## BEGIN MATERIAL PROVIDED
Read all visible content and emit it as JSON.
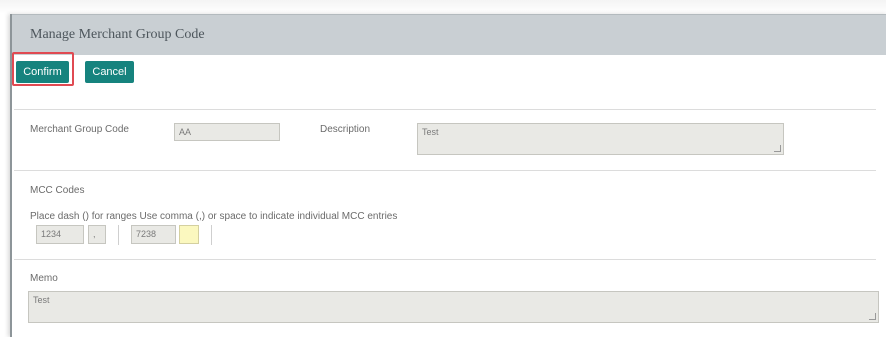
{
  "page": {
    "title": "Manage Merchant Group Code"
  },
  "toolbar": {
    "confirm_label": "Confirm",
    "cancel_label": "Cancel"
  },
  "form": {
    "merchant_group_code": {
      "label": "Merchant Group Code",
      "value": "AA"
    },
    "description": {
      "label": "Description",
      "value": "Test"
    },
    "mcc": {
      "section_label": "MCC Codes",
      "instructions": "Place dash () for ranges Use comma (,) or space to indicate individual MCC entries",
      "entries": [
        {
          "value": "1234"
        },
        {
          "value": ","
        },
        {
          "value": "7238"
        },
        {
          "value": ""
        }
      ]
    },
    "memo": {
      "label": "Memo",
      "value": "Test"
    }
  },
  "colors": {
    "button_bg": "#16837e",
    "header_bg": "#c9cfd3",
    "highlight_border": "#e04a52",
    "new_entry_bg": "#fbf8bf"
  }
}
## END MATERIAL PROVIDED
• [PROBLEM TO WORK ON]: Leave the pictures out and reproduce all of the records exactly.

• [COMPLETED TASK]:
Read all visible content and emit it as JSON.
{
  "page": {
    "title": "Manage Merchant Group Code"
  },
  "toolbar": {
    "confirm_label": "Confirm",
    "cancel_label": "Cancel"
  },
  "form": {
    "merchant_group_code": {
      "label": "Merchant Group Code",
      "value": "AA"
    },
    "description": {
      "label": "Description",
      "value": "Test"
    },
    "mcc": {
      "section_label": "MCC Codes",
      "instructions": "Place dash () for ranges Use comma (,) or space to indicate individual MCC entries",
      "entries": [
        {
          "value": "1234"
        },
        {
          "value": ","
        },
        {
          "value": "7238"
        },
        {
          "value": ""
        }
      ]
    },
    "memo": {
      "label": "Memo",
      "value": "Test"
    }
  },
  "colors": {
    "button_bg": "#16837e",
    "header_bg": "#c9cfd3",
    "highlight_border": "#e04a52",
    "new_entry_bg": "#fbf8bf"
  }
}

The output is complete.